### Figure collection entries
□ □ □ □ □

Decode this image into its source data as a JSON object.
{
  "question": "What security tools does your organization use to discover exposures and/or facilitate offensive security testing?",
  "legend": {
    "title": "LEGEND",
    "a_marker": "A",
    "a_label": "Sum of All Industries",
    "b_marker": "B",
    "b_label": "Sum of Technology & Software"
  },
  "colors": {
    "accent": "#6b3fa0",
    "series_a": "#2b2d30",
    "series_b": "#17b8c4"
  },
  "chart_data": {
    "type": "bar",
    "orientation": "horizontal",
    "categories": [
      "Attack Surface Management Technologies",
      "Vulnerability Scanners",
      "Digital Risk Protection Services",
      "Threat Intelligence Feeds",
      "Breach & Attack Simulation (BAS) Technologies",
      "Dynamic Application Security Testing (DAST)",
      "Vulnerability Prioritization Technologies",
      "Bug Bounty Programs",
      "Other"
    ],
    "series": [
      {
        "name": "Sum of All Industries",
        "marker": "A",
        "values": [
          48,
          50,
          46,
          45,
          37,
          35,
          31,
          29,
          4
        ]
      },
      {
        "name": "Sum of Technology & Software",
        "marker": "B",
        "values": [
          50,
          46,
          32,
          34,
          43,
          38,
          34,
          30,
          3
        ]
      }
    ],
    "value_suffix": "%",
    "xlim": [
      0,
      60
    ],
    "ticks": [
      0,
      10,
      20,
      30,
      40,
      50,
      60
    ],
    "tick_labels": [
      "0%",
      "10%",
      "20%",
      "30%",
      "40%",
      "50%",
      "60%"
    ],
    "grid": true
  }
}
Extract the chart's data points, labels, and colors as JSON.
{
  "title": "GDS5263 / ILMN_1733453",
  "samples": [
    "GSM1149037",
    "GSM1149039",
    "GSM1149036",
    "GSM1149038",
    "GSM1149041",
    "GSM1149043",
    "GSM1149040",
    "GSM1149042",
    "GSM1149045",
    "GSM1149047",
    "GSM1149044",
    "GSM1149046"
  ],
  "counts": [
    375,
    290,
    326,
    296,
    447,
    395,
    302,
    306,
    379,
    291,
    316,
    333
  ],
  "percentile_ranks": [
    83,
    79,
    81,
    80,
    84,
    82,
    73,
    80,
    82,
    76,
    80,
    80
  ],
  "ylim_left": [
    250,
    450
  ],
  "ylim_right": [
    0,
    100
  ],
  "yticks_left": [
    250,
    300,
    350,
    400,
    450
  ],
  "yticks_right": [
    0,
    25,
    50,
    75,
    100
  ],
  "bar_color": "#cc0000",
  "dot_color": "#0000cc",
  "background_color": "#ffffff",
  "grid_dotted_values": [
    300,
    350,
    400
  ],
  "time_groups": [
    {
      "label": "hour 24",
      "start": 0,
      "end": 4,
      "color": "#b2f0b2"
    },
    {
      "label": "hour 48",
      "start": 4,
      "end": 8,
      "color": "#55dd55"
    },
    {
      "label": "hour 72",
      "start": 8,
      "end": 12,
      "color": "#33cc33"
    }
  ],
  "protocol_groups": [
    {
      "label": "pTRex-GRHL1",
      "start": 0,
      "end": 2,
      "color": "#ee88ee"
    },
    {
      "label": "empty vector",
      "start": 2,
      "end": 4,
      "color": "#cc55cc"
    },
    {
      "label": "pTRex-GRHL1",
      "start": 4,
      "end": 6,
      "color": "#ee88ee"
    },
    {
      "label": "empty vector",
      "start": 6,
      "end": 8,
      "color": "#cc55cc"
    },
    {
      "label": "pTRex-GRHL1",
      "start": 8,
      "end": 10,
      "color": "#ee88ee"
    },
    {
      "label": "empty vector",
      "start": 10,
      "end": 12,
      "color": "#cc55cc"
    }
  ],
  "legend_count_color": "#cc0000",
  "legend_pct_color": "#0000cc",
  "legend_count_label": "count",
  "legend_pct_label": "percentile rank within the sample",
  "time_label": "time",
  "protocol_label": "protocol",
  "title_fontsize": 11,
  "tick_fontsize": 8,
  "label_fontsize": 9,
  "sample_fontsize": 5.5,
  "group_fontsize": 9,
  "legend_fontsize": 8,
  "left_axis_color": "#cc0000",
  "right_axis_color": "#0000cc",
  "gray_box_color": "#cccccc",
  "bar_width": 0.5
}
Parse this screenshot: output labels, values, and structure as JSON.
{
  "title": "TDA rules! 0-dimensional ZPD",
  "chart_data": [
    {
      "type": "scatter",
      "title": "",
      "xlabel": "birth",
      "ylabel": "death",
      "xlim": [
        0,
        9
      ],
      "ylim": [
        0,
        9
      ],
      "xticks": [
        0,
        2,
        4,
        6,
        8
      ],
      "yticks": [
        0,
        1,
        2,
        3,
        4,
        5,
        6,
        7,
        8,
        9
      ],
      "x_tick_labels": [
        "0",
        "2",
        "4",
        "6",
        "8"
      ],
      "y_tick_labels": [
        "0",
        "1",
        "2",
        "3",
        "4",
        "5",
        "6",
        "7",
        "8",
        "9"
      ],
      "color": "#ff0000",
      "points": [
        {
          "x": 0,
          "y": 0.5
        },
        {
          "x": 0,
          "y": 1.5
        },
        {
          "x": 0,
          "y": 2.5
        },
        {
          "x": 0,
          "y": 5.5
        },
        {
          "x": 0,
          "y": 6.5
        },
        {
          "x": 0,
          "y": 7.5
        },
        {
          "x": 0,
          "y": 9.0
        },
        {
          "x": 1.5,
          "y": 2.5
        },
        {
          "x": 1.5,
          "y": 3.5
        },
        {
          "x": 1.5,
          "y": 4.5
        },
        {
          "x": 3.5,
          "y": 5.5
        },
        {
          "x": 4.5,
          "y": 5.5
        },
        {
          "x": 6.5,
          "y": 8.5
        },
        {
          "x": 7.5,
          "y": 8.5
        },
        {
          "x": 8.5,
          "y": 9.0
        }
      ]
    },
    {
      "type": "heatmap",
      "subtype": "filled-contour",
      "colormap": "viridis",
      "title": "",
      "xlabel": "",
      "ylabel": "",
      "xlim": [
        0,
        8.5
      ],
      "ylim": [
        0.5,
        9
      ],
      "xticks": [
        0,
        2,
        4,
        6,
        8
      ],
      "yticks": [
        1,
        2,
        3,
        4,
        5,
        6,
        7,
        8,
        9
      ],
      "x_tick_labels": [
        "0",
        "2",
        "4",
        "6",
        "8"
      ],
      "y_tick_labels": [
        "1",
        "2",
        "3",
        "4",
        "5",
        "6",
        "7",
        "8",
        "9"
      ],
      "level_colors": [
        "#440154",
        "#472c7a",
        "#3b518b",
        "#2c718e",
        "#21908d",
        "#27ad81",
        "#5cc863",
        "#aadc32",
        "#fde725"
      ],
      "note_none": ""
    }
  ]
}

□ □ □ □ □

Copy all of the material word for word.

Decode this image into its source data as a JSON object.
{
  "question": "What security tools does your organization use to discover exposures and/or facilitate offensive security testing?",
  "legend": {
    "title": "LEGEND",
    "a_marker": "A",
    "a_label": "Sum of All Industries",
    "b_marker": "B",
    "b_label": "Sum of Technology & Software"
  },
  "colors": {
    "accent": "#6b3fa0",
    "series_a": "#2b2d30",
    "series_b": "#17b8c4"
  },
  "chart_data": {
    "type": "bar",
    "orientation": "horizontal",
    "categories": [
      "Attack Surface Management Technologies",
      "Vulnerability Scanners",
      "Digital Risk Protection Services",
      "Threat Intelligence Feeds",
      "Breach & Attack Simulation (BAS) Technologies",
      "Dynamic Application Security Testing (DAST)",
      "Vulnerability Prioritization Technologies",
      "Bug Bounty Programs",
      "Other"
    ],
    "series": [
      {
        "name": "Sum of All Industries",
        "marker": "A",
        "values": [
          48,
          50,
          46,
          45,
          37,
          35,
          31,
          29,
          4
        ]
      },
      {
        "name": "Sum of Technology & Software",
        "marker": "B",
        "values": [
          50,
          46,
          32,
          34,
          43,
          38,
          34,
          30,
          3
        ]
      }
    ],
    "value_suffix": "%",
    "xlim": [
      0,
      60
    ],
    "ticks": [
      0,
      10,
      20,
      30,
      40,
      50,
      60
    ],
    "tick_labels": [
      "0%",
      "10%",
      "20%",
      "30%",
      "40%",
      "50%",
      "60%"
    ],
    "grid": true
  }
}
Extract the chart's data points, labels, and colors as JSON.
{
  "title": "GDS5263 / ILMN_1733453",
  "samples": [
    "GSM1149037",
    "GSM1149039",
    "GSM1149036",
    "GSM1149038",
    "GSM1149041",
    "GSM1149043",
    "GSM1149040",
    "GSM1149042",
    "GSM1149045",
    "GSM1149047",
    "GSM1149044",
    "GSM1149046"
  ],
  "counts": [
    375,
    290,
    326,
    296,
    447,
    395,
    302,
    306,
    379,
    291,
    316,
    333
  ],
  "percentile_ranks": [
    83,
    79,
    81,
    80,
    84,
    82,
    73,
    80,
    82,
    76,
    80,
    80
  ],
  "ylim_left": [
    250,
    450
  ],
  "ylim_right": [
    0,
    100
  ],
  "yticks_left": [
    250,
    300,
    350,
    400,
    450
  ],
  "yticks_right": [
    0,
    25,
    50,
    75,
    100
  ],
  "bar_color": "#cc0000",
  "dot_color": "#0000cc",
  "background_color": "#ffffff",
  "grid_dotted_values": [
    300,
    350,
    400
  ],
  "time_groups": [
    {
      "label": "hour 24",
      "start": 0,
      "end": 4,
      "color": "#b2f0b2"
    },
    {
      "label": "hour 48",
      "start": 4,
      "end": 8,
      "color": "#55dd55"
    },
    {
      "label": "hour 72",
      "start": 8,
      "end": 12,
      "color": "#33cc33"
    }
  ],
  "protocol_groups": [
    {
      "label": "pTRex-GRHL1",
      "start": 0,
      "end": 2,
      "color": "#ee88ee"
    },
    {
      "label": "empty vector",
      "start": 2,
      "end": 4,
      "color": "#cc55cc"
    },
    {
      "label": "pTRex-GRHL1",
      "start": 4,
      "end": 6,
      "color": "#ee88ee"
    },
    {
      "label": "empty vector",
      "start": 6,
      "end": 8,
      "color": "#cc55cc"
    },
    {
      "label": "pTRex-GRHL1",
      "start": 8,
      "end": 10,
      "color": "#ee88ee"
    },
    {
      "label": "empty vector",
      "start": 10,
      "end": 12,
      "color": "#cc55cc"
    }
  ],
  "legend_count_color": "#cc0000",
  "legend_pct_color": "#0000cc",
  "legend_count_label": "count",
  "legend_pct_label": "percentile rank within the sample",
  "time_label": "time",
  "protocol_label": "protocol",
  "title_fontsize": 11,
  "tick_fontsize": 8,
  "label_fontsize": 9,
  "sample_fontsize": 5.5,
  "group_fontsize": 9,
  "legend_fontsize": 8,
  "left_axis_color": "#cc0000",
  "right_axis_color": "#0000cc",
  "gray_box_color": "#cccccc",
  "bar_width": 0.5
}
Parse this screenshot: output labels, values, and structure as JSON.
{
  "title": "TDA rules! 0-dimensional ZPD",
  "chart_data": [
    {
      "type": "scatter",
      "title": "",
      "xlabel": "birth",
      "ylabel": "death",
      "xlim": [
        0,
        9
      ],
      "ylim": [
        0,
        9
      ],
      "xticks": [
        0,
        2,
        4,
        6,
        8
      ],
      "yticks": [
        0,
        1,
        2,
        3,
        4,
        5,
        6,
        7,
        8,
        9
      ],
      "x_tick_labels": [
        "0",
        "2",
        "4",
        "6",
        "8"
      ],
      "y_tick_labels": [
        "0",
        "1",
        "2",
        "3",
        "4",
        "5",
        "6",
        "7",
        "8",
        "9"
      ],
      "color": "#ff0000",
      "points": [
        {
          "x": 0,
          "y": 0.5
        },
        {
          "x": 0,
          "y": 1.5
        },
        {
          "x": 0,
          "y": 2.5
        },
        {
          "x": 0,
          "y": 5.5
        },
        {
          "x": 0,
          "y": 6.5
        },
        {
          "x": 0,
          "y": 7.5
        },
        {
          "x": 0,
          "y": 9.0
        },
        {
          "x": 1.5,
          "y": 2.5
        },
        {
          "x": 1.5,
          "y": 3.5
        },
        {
          "x": 1.5,
          "y": 4.5
        },
        {
          "x": 3.5,
          "y": 5.5
        },
        {
          "x": 4.5,
          "y": 5.5
        },
        {
          "x": 6.5,
          "y": 8.5
        },
        {
          "x": 7.5,
          "y": 8.5
        },
        {
          "x": 8.5,
          "y": 9.0
        }
      ]
    },
    {
      "type": "heatmap",
      "subtype": "filled-contour",
      "colormap": "viridis",
      "title": "",
      "xlabel": "",
      "ylabel": "",
      "xlim": [
        0,
        8.5
      ],
      "ylim": [
        0.5,
        9
      ],
      "xticks": [
        0,
        2,
        4,
        6,
        8
      ],
      "yticks": [
        1,
        2,
        3,
        4,
        5,
        6,
        7,
        8,
        9
      ],
      "x_tick_labels": [
        "0",
        "2",
        "4",
        "6",
        "8"
      ],
      "y_tick_labels": [
        "1",
        "2",
        "3",
        "4",
        "5",
        "6",
        "7",
        "8",
        "9"
      ],
      "level_colors": [
        "#440154",
        "#472c7a",
        "#3b518b",
        "#2c718e",
        "#21908d",
        "#27ad81",
        "#5cc863",
        "#aadc32",
        "#fde725"
      ],
      "note_none": ""
    }
  ]
}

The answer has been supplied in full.